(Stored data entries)
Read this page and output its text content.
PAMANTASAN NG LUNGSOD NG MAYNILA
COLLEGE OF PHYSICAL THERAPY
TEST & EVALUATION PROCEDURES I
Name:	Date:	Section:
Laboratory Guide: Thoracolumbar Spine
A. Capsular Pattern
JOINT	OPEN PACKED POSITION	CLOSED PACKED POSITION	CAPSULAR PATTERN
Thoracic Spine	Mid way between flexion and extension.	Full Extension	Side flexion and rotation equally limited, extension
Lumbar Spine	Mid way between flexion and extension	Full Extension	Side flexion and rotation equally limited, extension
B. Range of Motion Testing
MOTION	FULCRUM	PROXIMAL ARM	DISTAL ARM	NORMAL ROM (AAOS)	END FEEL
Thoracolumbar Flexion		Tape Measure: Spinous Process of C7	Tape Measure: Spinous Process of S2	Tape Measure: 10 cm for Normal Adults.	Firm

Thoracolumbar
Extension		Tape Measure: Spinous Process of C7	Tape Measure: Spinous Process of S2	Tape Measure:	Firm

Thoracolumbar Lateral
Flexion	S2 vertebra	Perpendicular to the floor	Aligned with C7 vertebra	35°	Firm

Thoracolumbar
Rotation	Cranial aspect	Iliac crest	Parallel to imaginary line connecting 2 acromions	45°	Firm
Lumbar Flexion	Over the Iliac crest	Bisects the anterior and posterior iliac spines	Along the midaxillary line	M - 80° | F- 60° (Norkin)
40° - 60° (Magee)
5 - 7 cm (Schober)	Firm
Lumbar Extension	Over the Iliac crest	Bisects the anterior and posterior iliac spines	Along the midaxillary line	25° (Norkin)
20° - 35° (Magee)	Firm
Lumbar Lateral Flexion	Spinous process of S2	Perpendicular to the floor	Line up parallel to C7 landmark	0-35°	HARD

Short task.
Output every record above exactly as it appears.

Correct result.
Read this page and output its text content.
PAMANTASAN NG LUNGSOD NG MAYNILA
COLLEGE OF PHYSICAL THERAPY
TEST & EVALUATION PROCEDURES I
Name:	Date:	Section:
Laboratory Guide: Thoracolumbar Spine
A. Capsular Pattern
JOINT	OPEN PACKED POSITION	CLOSED PACKED POSITION	CAPSULAR PATTERN
Thoracic Spine	Mid way between flexion and extension.	Full Extension	Side flexion and rotation equally limited, extension
Lumbar Spine	Mid way between flexion and extension	Full Extension	Side flexion and rotation equally limited, extension
B. Range of Motion Testing
MOTION	FULCRUM	PROXIMAL ARM	DISTAL ARM	NORMAL ROM (AAOS)	END FEEL
Thoracolumbar Flexion		Tape Measure: Spinous Process of C7	Tape Measure: Spinous Process of S2	Tape Measure: 10 cm for Normal Adults.	Firm

Thoracolumbar
Extension		Tape Measure: Spinous Process of C7	Tape Measure: Spinous Process of S2	Tape Measure:	Firm

Thoracolumbar Lateral
Flexion	S2 vertebra	Perpendicular to the floor	Aligned with C7 vertebra	35°	Firm

Thoracolumbar
Rotation	Cranial aspect	Iliac crest	Parallel to imaginary line connecting 2 acromions	45°	Firm
Lumbar Flexion	Over the Iliac crest	Bisects the anterior and posterior iliac spines	Along the midaxillary line	M - 80° | F- 60° (Norkin)
40° - 60° (Magee)
5 - 7 cm (Schober)	Firm
Lumbar Extension	Over the Iliac crest	Bisects the anterior and posterior iliac spines	Along the midaxillary line	25° (Norkin)
20° - 35° (Magee)	Firm
Lumbar Lateral Flexion	Spinous process of S2	Perpendicular to the floor	Line up parallel to C7 landmark	0-35°	HARD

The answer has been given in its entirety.